• [PROBLEM TO SOLVE] Reproduce the entire listing word for word.

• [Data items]
───
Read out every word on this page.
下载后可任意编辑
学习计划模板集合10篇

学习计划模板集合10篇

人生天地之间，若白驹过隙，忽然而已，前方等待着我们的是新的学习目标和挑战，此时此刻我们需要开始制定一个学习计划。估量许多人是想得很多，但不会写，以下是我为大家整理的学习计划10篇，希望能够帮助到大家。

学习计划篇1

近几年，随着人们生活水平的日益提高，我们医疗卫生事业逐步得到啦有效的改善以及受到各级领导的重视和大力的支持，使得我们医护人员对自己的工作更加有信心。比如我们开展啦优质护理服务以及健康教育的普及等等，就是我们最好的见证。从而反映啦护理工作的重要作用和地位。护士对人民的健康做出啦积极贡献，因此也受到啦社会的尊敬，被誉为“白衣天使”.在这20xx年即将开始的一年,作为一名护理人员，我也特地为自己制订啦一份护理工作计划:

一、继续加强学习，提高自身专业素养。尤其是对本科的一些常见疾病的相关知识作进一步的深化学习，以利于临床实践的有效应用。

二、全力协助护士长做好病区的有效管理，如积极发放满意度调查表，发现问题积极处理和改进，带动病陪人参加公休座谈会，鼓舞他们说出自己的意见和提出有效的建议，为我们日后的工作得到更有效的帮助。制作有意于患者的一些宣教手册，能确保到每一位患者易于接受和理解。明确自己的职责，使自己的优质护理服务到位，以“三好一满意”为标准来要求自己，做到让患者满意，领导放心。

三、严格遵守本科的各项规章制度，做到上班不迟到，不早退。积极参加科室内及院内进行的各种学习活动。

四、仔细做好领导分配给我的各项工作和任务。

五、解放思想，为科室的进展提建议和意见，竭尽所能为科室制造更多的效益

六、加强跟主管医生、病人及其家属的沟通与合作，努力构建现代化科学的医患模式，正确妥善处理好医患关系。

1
───
• [TASK OUTPUT]
Read out every word on this page.
下载后可任意编辑
学习计划模板集合10篇

学习计划模板集合10篇

人生天地之间，若白驹过隙，忽然而已，前方等待着我们的是新的学习目标和挑战，此时此刻我们需要开始制定一个学习计划。估量许多人是想得很多，但不会写，以下是我为大家整理的学习计划10篇，希望能够帮助到大家。

学习计划篇1

近几年，随着人们生活水平的日益提高，我们医疗卫生事业逐步得到啦有效的改善以及受到各级领导的重视和大力的支持，使得我们医护人员对自己的工作更加有信心。比如我们开展啦优质护理服务以及健康教育的普及等等，就是我们最好的见证。从而反映啦护理工作的重要作用和地位。护士对人民的健康做出啦积极贡献，因此也受到啦社会的尊敬，被誉为“白衣天使”.在这20xx年即将开始的一年,作为一名护理人员，我也特地为自己制订啦一份护理工作计划:

一、继续加强学习，提高自身专业素养。尤其是对本科的一些常见疾病的相关知识作进一步的深化学习，以利于临床实践的有效应用。

二、全力协助护士长做好病区的有效管理，如积极发放满意度调查表，发现问题积极处理和改进，带动病陪人参加公休座谈会，鼓舞他们说出自己的意见和提出有效的建议，为我们日后的工作得到更有效的帮助。制作有意于患者的一些宣教手册，能确保到每一位患者易于接受和理解。明确自己的职责，使自己的优质护理服务到位，以“三好一满意”为标准来要求自己，做到让患者满意，领导放心。

三、严格遵守本科的各项规章制度，做到上班不迟到，不早退。积极参加科室内及院内进行的各种学习活动。

四、仔细做好领导分配给我的各项工作和任务。

五、解放思想，为科室的进展提建议和意见，竭尽所能为科室制造更多的效益

六、加强跟主管医生、病人及其家属的沟通与合作，努力构建现代化科学的医患模式，正确妥善处理好医患关系。

1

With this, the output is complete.